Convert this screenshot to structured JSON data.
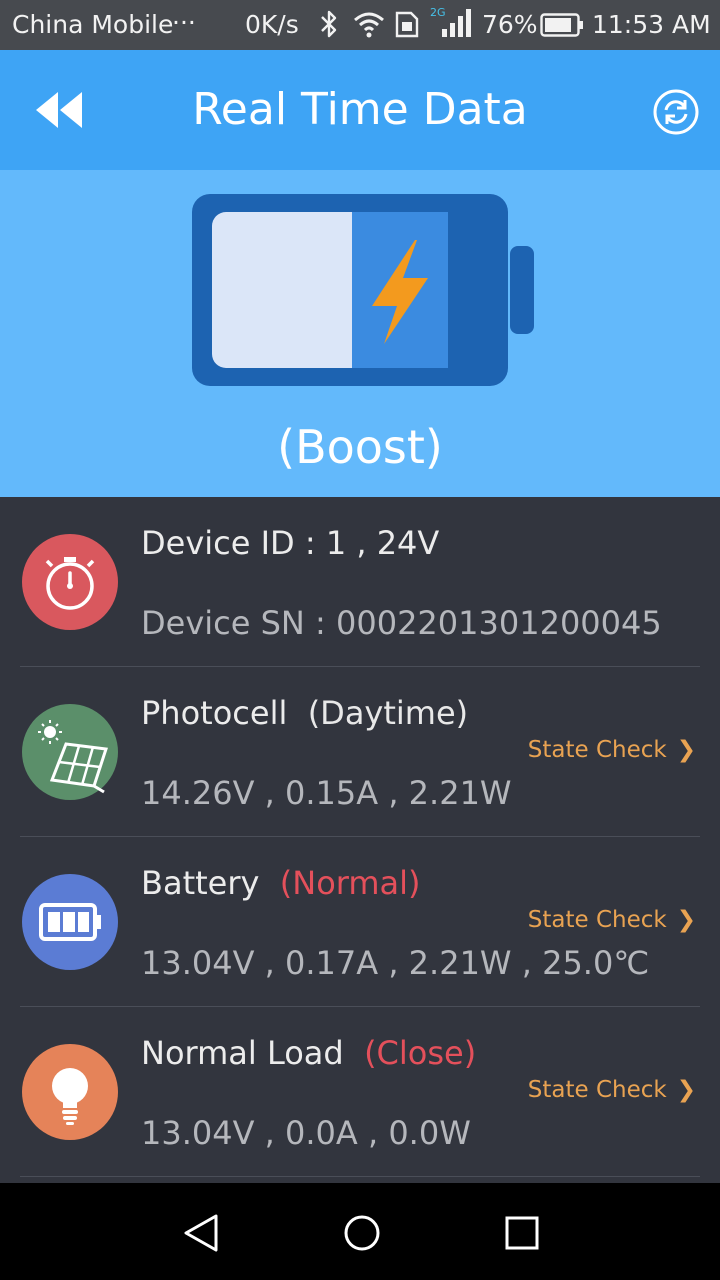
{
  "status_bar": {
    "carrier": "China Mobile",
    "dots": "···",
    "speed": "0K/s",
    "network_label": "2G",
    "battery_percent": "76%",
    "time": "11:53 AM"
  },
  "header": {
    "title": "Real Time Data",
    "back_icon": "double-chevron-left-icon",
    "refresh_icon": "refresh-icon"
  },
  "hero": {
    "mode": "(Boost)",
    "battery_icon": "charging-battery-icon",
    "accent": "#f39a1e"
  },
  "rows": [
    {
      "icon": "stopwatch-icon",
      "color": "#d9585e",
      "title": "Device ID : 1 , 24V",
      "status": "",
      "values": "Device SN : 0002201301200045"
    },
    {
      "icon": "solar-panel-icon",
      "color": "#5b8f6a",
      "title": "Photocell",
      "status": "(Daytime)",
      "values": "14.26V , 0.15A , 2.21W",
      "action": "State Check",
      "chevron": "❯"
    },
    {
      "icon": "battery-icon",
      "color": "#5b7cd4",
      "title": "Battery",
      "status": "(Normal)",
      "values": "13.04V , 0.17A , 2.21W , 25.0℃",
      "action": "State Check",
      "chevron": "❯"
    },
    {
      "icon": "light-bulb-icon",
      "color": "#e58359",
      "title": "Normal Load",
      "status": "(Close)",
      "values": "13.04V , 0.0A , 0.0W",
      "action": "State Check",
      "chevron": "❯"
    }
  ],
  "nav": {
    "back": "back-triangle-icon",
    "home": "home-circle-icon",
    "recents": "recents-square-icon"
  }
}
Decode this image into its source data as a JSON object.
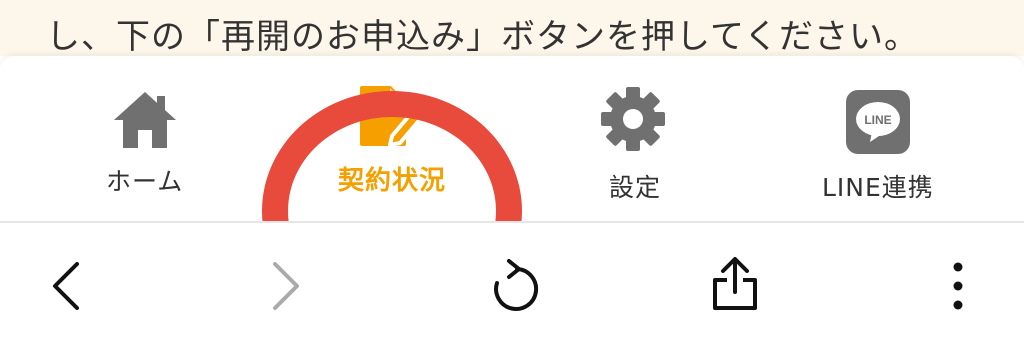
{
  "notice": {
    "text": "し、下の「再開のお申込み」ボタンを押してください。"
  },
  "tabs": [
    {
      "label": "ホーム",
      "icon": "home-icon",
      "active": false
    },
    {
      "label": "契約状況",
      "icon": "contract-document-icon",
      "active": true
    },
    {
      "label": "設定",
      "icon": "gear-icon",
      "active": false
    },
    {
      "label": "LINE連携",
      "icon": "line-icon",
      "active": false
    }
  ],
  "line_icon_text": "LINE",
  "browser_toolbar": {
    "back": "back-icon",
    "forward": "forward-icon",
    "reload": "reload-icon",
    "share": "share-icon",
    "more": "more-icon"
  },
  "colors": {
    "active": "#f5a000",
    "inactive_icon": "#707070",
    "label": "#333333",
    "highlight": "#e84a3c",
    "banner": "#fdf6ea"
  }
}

| Your instructions |
From the data, list each line in which the string "home" appears.

| Solution to the exercise |
    "home": "home-circle-icon",
      "icon": "home-icon",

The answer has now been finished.